===== Records for processing =====

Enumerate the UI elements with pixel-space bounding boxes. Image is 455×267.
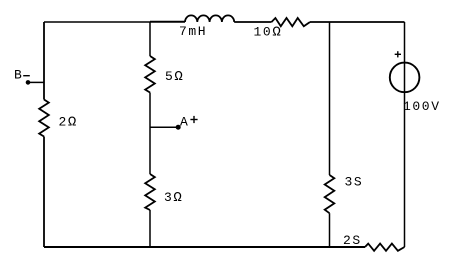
resistor 5ohm xyxy=(145,56,155,93)
svg-text:3S: 3S xyxy=(345,175,364,190)
terminal B dot xyxy=(26,80,31,85)
resistor 10ohm xyxy=(272,18,311,26)
resistor 2S xyxy=(365,244,405,251)
wire A stub xyxy=(150,126,178,128)
svg-text:B: B xyxy=(14,68,23,83)
wire middle branch xyxy=(149,22,151,247)
wire bottom xyxy=(44,246,365,248)
voltage source V1 circle xyxy=(390,63,420,93)
resistor 3S xyxy=(325,175,335,213)
wire top-middle segment xyxy=(234,21,271,23)
label A plus sign xyxy=(190,116,197,123)
svg-text:100V: 100V xyxy=(403,99,441,114)
wire right branch top xyxy=(404,22,406,247)
resistor 3ohm xyxy=(145,174,155,210)
wire top-left segment xyxy=(44,21,185,23)
svg-text:2S: 2S xyxy=(343,233,362,248)
voltage source plus sign xyxy=(395,51,401,57)
wire B stub xyxy=(28,81,44,83)
resistor 2ohm xyxy=(39,100,49,137)
svg-text:10Ω: 10Ω xyxy=(254,25,283,41)
wire 3S branch xyxy=(329,22,331,247)
svg-text:2Ω: 2Ω xyxy=(59,115,78,131)
terminal A dot xyxy=(176,125,181,130)
svg-text:3Ω: 3Ω xyxy=(164,190,183,206)
svg-text:5Ω: 5Ω xyxy=(165,69,184,85)
label B minus sign xyxy=(23,75,30,77)
wire top-right segment xyxy=(310,21,405,23)
wire left branch xyxy=(43,22,45,247)
inductor L1 7mH xyxy=(185,15,234,22)
svg-text:7mH: 7mH xyxy=(179,24,207,39)
svg-text:A: A xyxy=(180,114,189,129)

=====

> What is expected
Write out all of the rows above word for word, leaving out the picture.

> Solution to the exercise
Enumerate the UI elements with pixel-space bounding boxes. Image is 455×267.
resistor 5ohm xyxy=(145,56,155,93)
svg-text:3S: 3S xyxy=(345,175,364,190)
terminal B dot xyxy=(26,80,31,85)
resistor 10ohm xyxy=(272,18,311,26)
resistor 2S xyxy=(365,244,405,251)
wire A stub xyxy=(150,126,178,128)
svg-text:B: B xyxy=(14,68,23,83)
wire middle branch xyxy=(149,22,151,247)
wire bottom xyxy=(44,246,365,248)
voltage source V1 circle xyxy=(390,63,420,93)
resistor 3S xyxy=(325,175,335,213)
wire top-middle segment xyxy=(234,21,271,23)
label A plus sign xyxy=(190,116,197,123)
svg-text:100V: 100V xyxy=(403,99,441,114)
wire right branch top xyxy=(404,22,406,247)
resistor 3ohm xyxy=(145,174,155,210)
wire top-left segment xyxy=(44,21,185,23)
svg-text:2S: 2S xyxy=(343,233,362,248)
voltage source plus sign xyxy=(395,51,401,57)
wire B stub xyxy=(28,81,44,83)
resistor 2ohm xyxy=(39,100,49,137)
svg-text:10Ω: 10Ω xyxy=(254,25,283,41)
wire 3S branch xyxy=(329,22,331,247)
svg-text:2Ω: 2Ω xyxy=(59,115,78,131)
terminal A dot xyxy=(176,125,181,130)
svg-text:3Ω: 3Ω xyxy=(164,190,183,206)
svg-text:5Ω: 5Ω xyxy=(165,69,184,85)
label B minus sign xyxy=(23,75,30,77)
wire top-right segment xyxy=(310,21,405,23)
wire left branch xyxy=(43,22,45,247)
inductor L1 7mH xyxy=(185,15,234,22)
svg-text:7mH: 7mH xyxy=(179,24,207,39)
svg-text:A: A xyxy=(180,114,189,129)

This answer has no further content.